┌─ Records for processing
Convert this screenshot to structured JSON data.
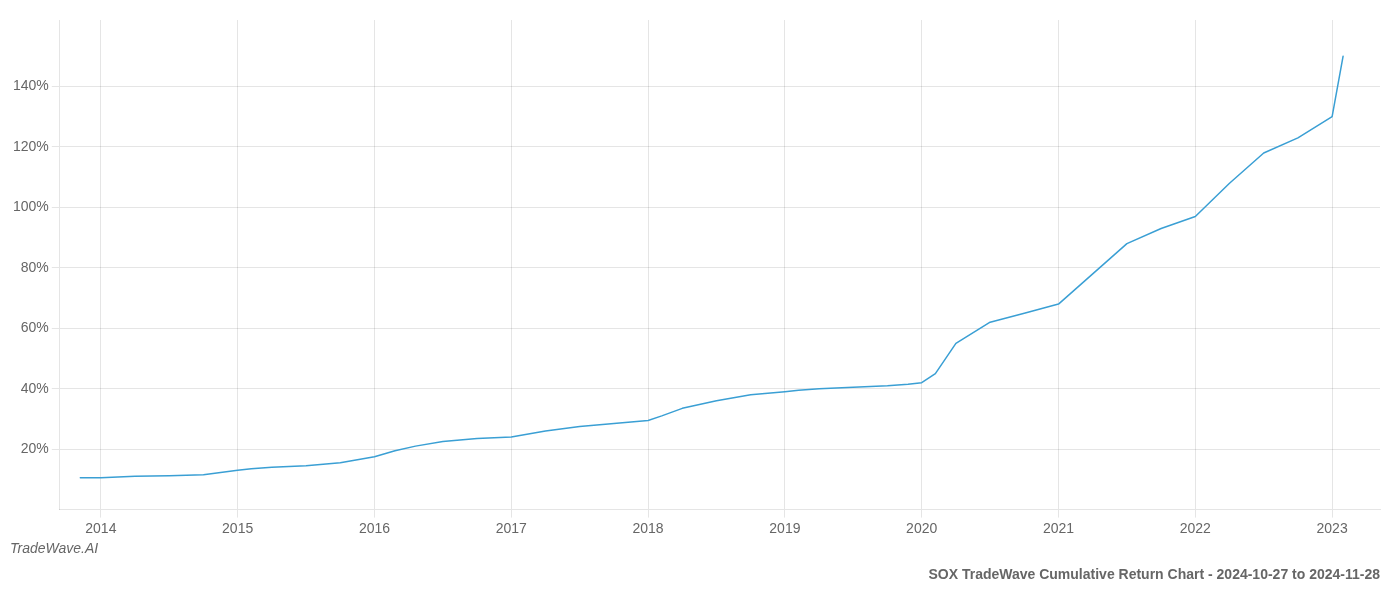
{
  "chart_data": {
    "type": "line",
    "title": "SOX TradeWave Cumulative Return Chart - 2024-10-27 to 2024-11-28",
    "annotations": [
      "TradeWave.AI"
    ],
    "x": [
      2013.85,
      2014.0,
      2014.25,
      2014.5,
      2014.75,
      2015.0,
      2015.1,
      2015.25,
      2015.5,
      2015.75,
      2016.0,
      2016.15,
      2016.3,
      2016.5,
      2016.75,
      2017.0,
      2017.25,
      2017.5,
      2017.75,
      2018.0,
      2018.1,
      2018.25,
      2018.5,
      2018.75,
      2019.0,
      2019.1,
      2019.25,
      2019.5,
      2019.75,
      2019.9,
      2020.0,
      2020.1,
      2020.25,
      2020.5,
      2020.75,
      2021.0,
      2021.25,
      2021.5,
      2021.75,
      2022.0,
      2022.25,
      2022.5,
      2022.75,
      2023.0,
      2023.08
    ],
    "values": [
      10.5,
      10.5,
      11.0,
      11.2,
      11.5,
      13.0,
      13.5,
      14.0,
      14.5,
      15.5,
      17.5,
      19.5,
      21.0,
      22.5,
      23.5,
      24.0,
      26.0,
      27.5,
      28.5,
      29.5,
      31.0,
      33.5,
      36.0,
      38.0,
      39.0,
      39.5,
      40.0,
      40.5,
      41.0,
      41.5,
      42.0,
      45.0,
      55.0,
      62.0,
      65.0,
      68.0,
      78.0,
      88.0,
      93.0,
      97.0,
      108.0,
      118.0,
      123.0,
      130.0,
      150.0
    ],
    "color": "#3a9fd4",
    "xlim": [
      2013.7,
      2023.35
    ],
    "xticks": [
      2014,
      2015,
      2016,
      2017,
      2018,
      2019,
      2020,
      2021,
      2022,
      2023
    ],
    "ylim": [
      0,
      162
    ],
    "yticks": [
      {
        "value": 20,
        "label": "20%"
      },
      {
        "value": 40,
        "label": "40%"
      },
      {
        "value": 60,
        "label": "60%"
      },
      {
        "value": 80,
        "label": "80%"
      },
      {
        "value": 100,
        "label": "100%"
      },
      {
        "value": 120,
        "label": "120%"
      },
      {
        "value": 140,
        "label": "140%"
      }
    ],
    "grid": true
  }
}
└─
Written task
Make an exact reproduction of the listing above, without any pictures.

Complete output
Convert this screenshot to structured JSON data.
{
  "chart_data": {
    "type": "line",
    "title": "SOX TradeWave Cumulative Return Chart - 2024-10-27 to 2024-11-28",
    "annotations": [
      "TradeWave.AI"
    ],
    "x": [
      2013.85,
      2014.0,
      2014.25,
      2014.5,
      2014.75,
      2015.0,
      2015.1,
      2015.25,
      2015.5,
      2015.75,
      2016.0,
      2016.15,
      2016.3,
      2016.5,
      2016.75,
      2017.0,
      2017.25,
      2017.5,
      2017.75,
      2018.0,
      2018.1,
      2018.25,
      2018.5,
      2018.75,
      2019.0,
      2019.1,
      2019.25,
      2019.5,
      2019.75,
      2019.9,
      2020.0,
      2020.1,
      2020.25,
      2020.5,
      2020.75,
      2021.0,
      2021.25,
      2021.5,
      2021.75,
      2022.0,
      2022.25,
      2022.5,
      2022.75,
      2023.0,
      2023.08
    ],
    "values": [
      10.5,
      10.5,
      11.0,
      11.2,
      11.5,
      13.0,
      13.5,
      14.0,
      14.5,
      15.5,
      17.5,
      19.5,
      21.0,
      22.5,
      23.5,
      24.0,
      26.0,
      27.5,
      28.5,
      29.5,
      31.0,
      33.5,
      36.0,
      38.0,
      39.0,
      39.5,
      40.0,
      40.5,
      41.0,
      41.5,
      42.0,
      45.0,
      55.0,
      62.0,
      65.0,
      68.0,
      78.0,
      88.0,
      93.0,
      97.0,
      108.0,
      118.0,
      123.0,
      130.0,
      150.0
    ],
    "color": "#3a9fd4",
    "xlim": [
      2013.7,
      2023.35
    ],
    "xticks": [
      2014,
      2015,
      2016,
      2017,
      2018,
      2019,
      2020,
      2021,
      2022,
      2023
    ],
    "ylim": [
      0,
      162
    ],
    "yticks": [
      {
        "value": 20,
        "label": "20%"
      },
      {
        "value": 40,
        "label": "40%"
      },
      {
        "value": 60,
        "label": "60%"
      },
      {
        "value": 80,
        "label": "80%"
      },
      {
        "value": 100,
        "label": "100%"
      },
      {
        "value": 120,
        "label": "120%"
      },
      {
        "value": 140,
        "label": "140%"
      }
    ],
    "grid": true
  }
}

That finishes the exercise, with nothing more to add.